Special report: Real lives and real stories behind those living on the streets

It is easy to forget there are real people behind the homeless statistics. In an attempt to put that right journalist Rebecca Stiffe took to the streets to gain an insight into the real stories behind the people who are presently living on the streets of Ireland.

THE LUAS rolls by, its windows fogged up from the swarm of people inside. Hands are shoved in pockets, coats are zipped up and high street shopping bags litter the floor.

The jingle of collection buckets blends with the traffic and the music filtering out from the stores either side of the Spire.

Eighteen year old Louise (not her real name) waits for her friends on Henry Street, her tent and belongings packed tight next to her. She had been homeless for three years, having dropped out of school after her Junior Certificate and turning to a life of drugs.

____________________

**Required tasks**:
1) Repeat everything in the homelessness report from "It is easy to" down to "streets of Ireland.", word for word.
2) According to the homelessness report, on which street does Louise wait for her friends?
The material after this point has no connection to the homelessness report.

**Data shown**:
____________________

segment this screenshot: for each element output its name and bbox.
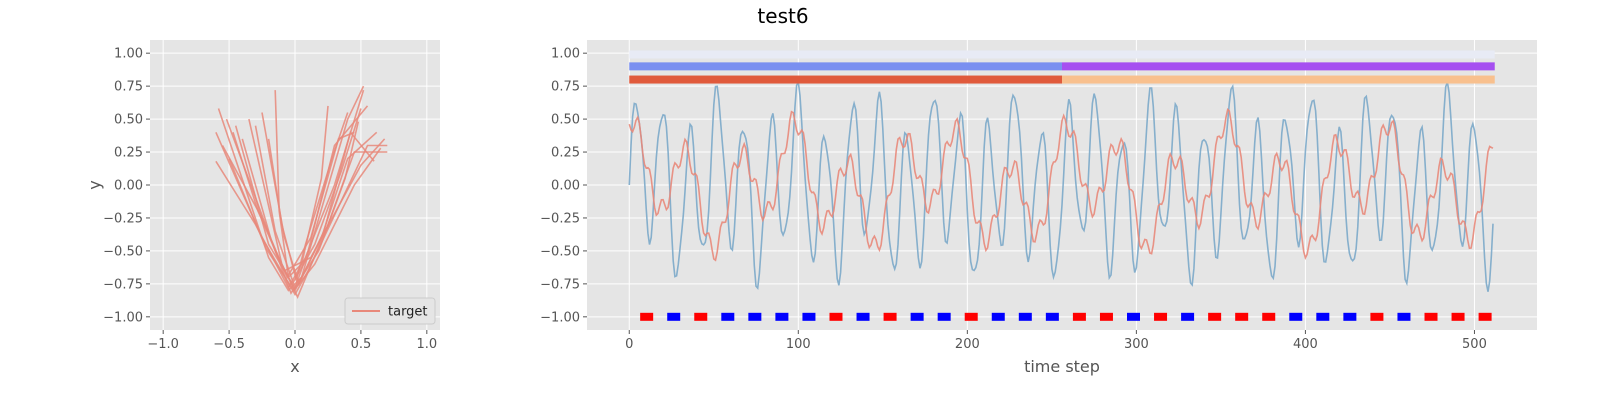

____________________

**Answers in order**:
1)
It is easy to forget there are real people behind the homeless statistics. In an attempt to put that right journalist Rebecca Stiffe took to the streets to gain an insight into the real stories behind the people who are presently living on the streets of Ireland.

2) Henry Street